### TASK BRIEF
Copy whichever lines contain the string "一场秋雨一场寒".

Stored records
[start]

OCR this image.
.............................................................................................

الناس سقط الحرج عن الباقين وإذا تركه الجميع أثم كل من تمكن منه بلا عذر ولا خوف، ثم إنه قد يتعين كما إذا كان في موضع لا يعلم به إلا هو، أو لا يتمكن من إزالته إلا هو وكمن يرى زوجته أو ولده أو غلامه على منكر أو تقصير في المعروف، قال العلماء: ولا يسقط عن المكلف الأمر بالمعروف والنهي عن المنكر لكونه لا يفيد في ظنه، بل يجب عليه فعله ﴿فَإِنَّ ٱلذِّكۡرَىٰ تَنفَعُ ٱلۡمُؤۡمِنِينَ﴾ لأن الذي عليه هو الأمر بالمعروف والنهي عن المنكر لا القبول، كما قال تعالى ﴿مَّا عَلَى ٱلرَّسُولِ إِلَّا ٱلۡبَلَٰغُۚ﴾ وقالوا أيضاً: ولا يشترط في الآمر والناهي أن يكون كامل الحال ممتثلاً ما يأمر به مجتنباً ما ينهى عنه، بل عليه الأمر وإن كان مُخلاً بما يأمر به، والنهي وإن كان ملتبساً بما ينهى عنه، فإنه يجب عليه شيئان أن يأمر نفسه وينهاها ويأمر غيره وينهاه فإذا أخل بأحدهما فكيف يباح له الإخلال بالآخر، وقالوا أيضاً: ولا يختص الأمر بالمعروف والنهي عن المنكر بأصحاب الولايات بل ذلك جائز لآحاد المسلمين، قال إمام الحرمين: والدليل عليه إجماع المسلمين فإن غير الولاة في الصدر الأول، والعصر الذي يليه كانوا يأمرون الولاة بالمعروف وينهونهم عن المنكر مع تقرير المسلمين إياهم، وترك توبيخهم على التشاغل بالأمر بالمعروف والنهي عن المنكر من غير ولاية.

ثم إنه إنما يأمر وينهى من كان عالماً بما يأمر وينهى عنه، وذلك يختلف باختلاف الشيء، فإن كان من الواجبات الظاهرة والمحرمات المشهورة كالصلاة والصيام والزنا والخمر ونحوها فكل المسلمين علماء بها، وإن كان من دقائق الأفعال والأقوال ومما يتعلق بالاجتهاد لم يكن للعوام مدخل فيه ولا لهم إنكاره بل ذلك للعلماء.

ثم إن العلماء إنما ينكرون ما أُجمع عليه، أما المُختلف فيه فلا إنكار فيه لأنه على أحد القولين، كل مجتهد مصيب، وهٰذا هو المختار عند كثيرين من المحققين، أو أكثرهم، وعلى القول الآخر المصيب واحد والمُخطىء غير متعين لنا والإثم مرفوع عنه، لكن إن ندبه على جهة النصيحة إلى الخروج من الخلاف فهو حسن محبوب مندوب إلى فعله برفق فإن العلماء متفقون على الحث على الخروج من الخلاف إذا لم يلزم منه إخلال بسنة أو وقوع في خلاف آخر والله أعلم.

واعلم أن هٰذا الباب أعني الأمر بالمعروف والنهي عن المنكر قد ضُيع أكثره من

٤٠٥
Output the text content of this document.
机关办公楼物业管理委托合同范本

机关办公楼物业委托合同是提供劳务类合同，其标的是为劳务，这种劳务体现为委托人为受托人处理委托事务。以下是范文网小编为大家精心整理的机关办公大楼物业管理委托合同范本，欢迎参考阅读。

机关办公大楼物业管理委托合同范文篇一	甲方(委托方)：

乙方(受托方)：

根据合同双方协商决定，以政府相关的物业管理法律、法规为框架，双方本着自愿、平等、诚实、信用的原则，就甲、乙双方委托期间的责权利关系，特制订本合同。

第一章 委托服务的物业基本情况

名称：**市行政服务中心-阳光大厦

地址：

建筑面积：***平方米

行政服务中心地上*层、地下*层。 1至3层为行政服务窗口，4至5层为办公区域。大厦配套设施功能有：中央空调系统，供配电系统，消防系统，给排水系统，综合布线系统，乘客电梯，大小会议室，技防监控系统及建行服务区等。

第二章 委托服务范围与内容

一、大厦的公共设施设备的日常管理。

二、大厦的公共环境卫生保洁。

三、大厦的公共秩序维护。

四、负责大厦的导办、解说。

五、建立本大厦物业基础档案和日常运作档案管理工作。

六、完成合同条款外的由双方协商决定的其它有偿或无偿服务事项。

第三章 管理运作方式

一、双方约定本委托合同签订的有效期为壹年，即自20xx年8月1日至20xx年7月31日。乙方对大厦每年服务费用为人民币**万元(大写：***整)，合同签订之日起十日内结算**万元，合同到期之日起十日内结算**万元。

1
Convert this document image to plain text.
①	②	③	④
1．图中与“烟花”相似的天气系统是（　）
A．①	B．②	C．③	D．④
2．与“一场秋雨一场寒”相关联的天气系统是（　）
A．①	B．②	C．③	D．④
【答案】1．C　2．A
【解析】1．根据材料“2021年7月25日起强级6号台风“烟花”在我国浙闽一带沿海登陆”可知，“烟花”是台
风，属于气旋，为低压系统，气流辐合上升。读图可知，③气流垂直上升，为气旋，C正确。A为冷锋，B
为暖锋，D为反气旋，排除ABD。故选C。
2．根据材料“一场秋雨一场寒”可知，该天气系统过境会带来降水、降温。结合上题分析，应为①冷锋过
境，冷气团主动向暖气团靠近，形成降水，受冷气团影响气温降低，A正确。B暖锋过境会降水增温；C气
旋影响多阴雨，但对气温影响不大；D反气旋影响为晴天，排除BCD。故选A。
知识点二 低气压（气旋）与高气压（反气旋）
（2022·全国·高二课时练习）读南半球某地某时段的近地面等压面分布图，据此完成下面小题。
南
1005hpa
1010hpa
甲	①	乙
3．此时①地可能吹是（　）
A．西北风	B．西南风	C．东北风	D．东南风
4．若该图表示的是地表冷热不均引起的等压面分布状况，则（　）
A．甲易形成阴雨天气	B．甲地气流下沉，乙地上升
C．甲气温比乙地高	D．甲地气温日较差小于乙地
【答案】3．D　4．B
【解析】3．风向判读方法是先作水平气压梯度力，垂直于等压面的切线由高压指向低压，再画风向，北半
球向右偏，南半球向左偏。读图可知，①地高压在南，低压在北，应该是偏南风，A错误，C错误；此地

[end]

### TASK RESPONSE
2．与“一场秋雨一场寒”相关联的天气系统是（　）
2．根据材料“一场秋雨一场寒”可知，该天气系统过境会带来降水、降温。结合上题分析，应为①冷锋过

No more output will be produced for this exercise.